#### [Stated exercise]
Only a number is wanted here: the number of lines of the data that include "list".

(begin)

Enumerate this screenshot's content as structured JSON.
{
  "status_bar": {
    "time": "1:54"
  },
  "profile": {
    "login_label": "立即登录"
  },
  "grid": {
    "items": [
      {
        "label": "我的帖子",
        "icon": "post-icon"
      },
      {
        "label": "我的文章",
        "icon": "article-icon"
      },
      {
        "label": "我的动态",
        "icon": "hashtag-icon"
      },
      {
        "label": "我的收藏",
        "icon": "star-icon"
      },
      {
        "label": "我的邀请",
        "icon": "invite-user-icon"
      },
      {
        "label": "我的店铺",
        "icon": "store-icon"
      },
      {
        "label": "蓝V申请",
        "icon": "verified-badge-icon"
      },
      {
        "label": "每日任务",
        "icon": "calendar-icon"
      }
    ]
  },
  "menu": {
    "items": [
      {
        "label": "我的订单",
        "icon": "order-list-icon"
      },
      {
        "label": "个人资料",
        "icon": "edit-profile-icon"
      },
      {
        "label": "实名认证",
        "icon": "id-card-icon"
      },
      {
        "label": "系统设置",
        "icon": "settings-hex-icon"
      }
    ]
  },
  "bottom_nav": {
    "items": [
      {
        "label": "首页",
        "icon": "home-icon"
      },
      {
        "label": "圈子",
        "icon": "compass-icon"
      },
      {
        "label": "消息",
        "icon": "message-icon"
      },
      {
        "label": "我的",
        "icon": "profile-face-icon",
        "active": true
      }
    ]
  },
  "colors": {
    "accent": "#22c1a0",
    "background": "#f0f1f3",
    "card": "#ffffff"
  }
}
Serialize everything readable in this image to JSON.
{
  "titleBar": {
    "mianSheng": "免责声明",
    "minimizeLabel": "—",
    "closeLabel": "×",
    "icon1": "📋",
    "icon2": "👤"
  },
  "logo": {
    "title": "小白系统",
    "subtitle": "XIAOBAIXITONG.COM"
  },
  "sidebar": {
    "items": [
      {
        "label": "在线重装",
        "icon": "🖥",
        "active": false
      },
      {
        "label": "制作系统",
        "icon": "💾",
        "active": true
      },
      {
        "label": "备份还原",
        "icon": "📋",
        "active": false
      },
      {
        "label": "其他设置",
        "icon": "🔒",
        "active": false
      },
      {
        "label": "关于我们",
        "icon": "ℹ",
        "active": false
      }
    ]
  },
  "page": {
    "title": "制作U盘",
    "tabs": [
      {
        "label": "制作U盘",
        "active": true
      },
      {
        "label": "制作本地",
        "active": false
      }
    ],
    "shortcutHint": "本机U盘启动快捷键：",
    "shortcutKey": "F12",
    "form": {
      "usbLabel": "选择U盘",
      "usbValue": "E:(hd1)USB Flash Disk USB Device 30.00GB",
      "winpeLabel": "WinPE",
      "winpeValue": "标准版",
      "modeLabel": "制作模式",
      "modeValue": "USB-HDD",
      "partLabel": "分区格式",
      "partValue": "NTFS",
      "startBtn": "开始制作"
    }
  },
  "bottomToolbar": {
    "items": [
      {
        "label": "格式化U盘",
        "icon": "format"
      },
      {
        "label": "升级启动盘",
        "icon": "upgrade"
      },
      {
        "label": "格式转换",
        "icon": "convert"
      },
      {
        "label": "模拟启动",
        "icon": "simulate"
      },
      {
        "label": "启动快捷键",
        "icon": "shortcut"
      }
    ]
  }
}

(end)
(begin)

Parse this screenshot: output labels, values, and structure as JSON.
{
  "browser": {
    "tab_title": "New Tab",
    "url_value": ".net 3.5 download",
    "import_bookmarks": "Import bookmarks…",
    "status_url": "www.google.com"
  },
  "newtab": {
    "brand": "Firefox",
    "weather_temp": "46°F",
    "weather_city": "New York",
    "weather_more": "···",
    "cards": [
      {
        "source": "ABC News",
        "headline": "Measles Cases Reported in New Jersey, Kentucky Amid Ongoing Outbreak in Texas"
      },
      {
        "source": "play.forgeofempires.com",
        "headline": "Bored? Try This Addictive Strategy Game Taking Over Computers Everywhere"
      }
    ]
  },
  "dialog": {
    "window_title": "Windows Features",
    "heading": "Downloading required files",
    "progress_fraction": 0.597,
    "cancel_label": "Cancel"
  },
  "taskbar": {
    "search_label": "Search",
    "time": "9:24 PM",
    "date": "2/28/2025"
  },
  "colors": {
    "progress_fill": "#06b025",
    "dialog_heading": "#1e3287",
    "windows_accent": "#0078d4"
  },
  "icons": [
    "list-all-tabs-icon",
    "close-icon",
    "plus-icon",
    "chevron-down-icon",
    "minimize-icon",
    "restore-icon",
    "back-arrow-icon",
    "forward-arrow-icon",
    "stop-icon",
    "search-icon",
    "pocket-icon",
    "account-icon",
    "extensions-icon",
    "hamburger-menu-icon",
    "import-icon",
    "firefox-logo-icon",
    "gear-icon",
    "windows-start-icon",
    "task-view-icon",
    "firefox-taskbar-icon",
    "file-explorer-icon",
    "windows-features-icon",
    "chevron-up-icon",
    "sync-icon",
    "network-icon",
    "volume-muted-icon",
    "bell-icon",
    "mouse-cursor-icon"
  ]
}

(end)

#### [Written solution]
2